--- Bagian Dokumen ---
Tiap kelembagaan memiliki tujuan tertentu, dan orang-orang yang terlibat di dalamnya memiliki pola perilaku tertentu serta nilai-nilai dan norma yang sudah disepakati yang sifatnya khas. Kelembagaan adalah kelompok-kelompok sosial yang menjalankan masyarakat. Tiap kelembagaan dibangun untuk satu fungsi tertentu. Pengembangan kelembagaan sebagai bentuk strategi dalam pemberdayaan Pengembangan kelembagaan merupakan suatu bentuk pemberdayaan. Dengan mengembangkan kelembagaan yang berbasis kepada sistem nilai dan sosiobudaya setempat, maka berarti membangun suatu fondasi untuk aksi kolektif yang merupakan strategi esensial dalam meningkatkan bargain position dengan pihak luar. Aksi kolektif merupakan senjata utama pada mereka yang memiliki sosial ekonomi lemah. Menurut Norman Uphoff (1986) bahwa dikenal dua pendekatan utama dalam pengembangan kelembagaan: yaitu secara individual dan keorganisasian. Pendekatan individual adalah dengan mengintroduksikan pengetahuan, serta peningkatan kesadaran dan perilaku kepada masing-masing individu. Sedangkan secara keorganisasian adalah dengan melalui tekayasa sosial dengan memfokuskan pada aspek perubahan peran-peran, struktur, dan prosedur. Suatu kelembagaan dapat dikatakan berfungsi apabila ada kepatuhan terhadap norma-norma yang telah disepakati bersama. Kepatuhan pada norma bisa berjalan jika manusia menjadi modal bagi pengembangan suatu kelambagaan. Peran manusia dalam hal ini berfungsi sebagai masyarakat yang selalu berinteraksi dengan sesamanya dan dengan lingkungan sekitarnya, harus memerlukan yang dinamakan norma. Kelembagaan pada tingkat lokal atau institusi pada tingkat lokal dimana yang dapat menyediakan public goods dan public services.
--- Item Data ---
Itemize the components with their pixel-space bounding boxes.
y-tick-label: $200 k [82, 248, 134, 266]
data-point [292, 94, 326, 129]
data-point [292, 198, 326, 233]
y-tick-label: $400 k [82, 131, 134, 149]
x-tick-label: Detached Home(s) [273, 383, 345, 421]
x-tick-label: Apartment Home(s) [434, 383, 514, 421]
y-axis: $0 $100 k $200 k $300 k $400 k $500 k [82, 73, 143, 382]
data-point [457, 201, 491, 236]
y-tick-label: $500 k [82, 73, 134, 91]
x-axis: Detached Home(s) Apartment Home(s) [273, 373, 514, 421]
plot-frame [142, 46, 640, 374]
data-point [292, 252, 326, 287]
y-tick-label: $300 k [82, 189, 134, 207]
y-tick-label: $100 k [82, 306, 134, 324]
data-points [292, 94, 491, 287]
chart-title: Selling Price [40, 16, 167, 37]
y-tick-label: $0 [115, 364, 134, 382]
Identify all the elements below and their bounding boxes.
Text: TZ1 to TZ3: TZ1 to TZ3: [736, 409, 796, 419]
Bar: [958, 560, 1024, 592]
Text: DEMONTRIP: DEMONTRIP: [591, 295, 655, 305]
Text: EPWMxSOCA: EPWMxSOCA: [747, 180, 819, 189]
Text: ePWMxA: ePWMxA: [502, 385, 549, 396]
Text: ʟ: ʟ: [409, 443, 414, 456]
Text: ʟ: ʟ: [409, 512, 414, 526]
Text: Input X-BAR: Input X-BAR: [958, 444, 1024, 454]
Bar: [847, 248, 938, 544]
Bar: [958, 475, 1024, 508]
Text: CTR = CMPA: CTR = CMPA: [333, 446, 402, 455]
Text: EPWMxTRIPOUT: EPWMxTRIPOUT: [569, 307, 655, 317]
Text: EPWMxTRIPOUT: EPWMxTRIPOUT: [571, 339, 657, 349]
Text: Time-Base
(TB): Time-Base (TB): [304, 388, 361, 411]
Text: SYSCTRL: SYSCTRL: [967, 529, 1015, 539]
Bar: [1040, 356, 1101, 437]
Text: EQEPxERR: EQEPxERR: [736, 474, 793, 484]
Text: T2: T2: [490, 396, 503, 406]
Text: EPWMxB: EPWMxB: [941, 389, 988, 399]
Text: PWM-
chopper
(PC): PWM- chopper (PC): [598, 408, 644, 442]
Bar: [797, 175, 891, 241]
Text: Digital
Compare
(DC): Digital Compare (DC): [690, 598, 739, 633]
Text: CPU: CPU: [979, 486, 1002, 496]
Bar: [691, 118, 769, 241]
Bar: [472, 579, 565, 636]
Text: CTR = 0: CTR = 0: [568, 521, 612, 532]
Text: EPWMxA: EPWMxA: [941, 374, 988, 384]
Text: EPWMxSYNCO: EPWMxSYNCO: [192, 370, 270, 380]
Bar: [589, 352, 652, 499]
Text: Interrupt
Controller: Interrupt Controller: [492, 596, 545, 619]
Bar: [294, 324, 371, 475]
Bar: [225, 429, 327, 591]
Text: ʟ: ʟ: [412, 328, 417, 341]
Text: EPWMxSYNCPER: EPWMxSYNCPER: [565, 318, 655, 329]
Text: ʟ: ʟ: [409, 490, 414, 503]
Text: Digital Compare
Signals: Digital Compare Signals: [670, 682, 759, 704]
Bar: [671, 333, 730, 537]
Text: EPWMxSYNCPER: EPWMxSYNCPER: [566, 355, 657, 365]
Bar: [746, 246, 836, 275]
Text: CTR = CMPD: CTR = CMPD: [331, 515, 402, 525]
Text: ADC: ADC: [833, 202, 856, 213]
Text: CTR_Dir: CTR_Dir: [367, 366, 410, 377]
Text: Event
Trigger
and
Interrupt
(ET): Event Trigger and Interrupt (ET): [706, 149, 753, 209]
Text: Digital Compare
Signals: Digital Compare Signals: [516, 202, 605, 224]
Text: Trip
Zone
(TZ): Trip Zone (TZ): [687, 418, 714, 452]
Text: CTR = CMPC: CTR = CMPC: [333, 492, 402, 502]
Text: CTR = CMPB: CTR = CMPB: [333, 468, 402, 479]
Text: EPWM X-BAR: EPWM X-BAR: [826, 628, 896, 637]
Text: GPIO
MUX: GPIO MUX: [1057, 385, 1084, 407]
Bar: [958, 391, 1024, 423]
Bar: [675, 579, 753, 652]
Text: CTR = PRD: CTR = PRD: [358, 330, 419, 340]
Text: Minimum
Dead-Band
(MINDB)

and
---
Tugas Latihan 1 :: Ringkaslah teks tentang pengembangan kelembagaan dalam dua kalimat.
Tugas Latihan 2 :: Teruskan teks tentang pengembangan kelembagaan dengan menulis bagian berikutnya, dimulai setelah kalimat terakhirnya.
Item-item tersebut tidak berperan sama sekali dalam hal ini.

Jawaban Latihan 1 :: Kelembagaan adalah kelompok sosial yang menjalankan masyarakat, dan pengembangannya merupakan bentuk pemberdayaan yang, bila berbasis sistem nilai dan sosiobudaya setempat, membangun fondasi aksi kolektif untuk meningkatkan posisi tawar dengan pihak luar. Menurut Norman Uphoff (1986), pengembangan kelembagaan ditempuh melalui pendekatan individual atau keorganisasian, dan suatu kelembagaan dikatakan berfungsi apabila ada kepatuhan terhadap norma yang telah disepakati bersama.

Jawaban Latihan 2 ::
Suatu kelembagaan yang kuat jika kepatuhan terhadap norma oleh manusia itu tinggi, norma-norma yang dipatuhi merupakan kesepakatan bersama dan harus dilaksanakan. Pengembangan kelembagaan, dimana setiap individu setia kepada ruang normatif (normatif sphere) yang berada. Kelembagaan dikatakan lemah jika sebagain manusia berpindah ke ruang yang lian sehingga untuk mengembangkan kelambagaan pada tingkal lokal akan sulit, karena modal sumberdaya manusia tidak lagi memperkuat ruang normatif yang mereka berada. Kepatuhan kepada norma jika norma tersebut berlaku secara umum dan mengakomodit kepentingan orang banyak, begitupun juga dengan lembaga-lembaga yang lain dalam memperjuangkan kepentingan bersama. Keinginan dari suatu tatanan dalam kelembagaan adalah mengahsilkan sumberdaya manusia uyang patuh kepada norma yang disepakati tersebut. Kepercayaan harus dibangun oleh semua pihak pada setiap institusi kehidupan, mulai dari institusi keluarga, institusi pendidikan, institusi masyarakat, dan institusi pemerintah. Hanya melalui visi dan komitmen bersamalah kepercayaan bisa dibangun. Rasa saling percaya yakni suatu keinginan yang dibangun dan saling mendukung atas suatu kebersamaan dan paling tidak yang lain Suatu kelembagaan yang akan berkembang apabila dalam kelembagaan tersebut norma-norma tersebut dipatuhi oleh masyarakat yang sudah melembaga dalam diri mereka. Namun kelembagaan yang kuat ata dasar kepatuhan terhadapa norma dan rasa saling percaya untuk tetap mempertahankan suatu kelembagaan agar tetap eksis di masyarakat, akan tetapi jika tidak dibarengi dengan partisipasi masyarakat daam suatu jaringan dimana kemampuan sekelompok orang dalam perkumpulan untuk melibatkan diri dalam suatu jaringan hubungan sosial dalam berbagai variasi hubungan yang saling berdampingan dan dilakukan atas prinsip kesukarelaan, kesamaan, kebebasan dan keberadaan, sedemikian rupa sehingga penguatan tatanan dapat diwujudkan.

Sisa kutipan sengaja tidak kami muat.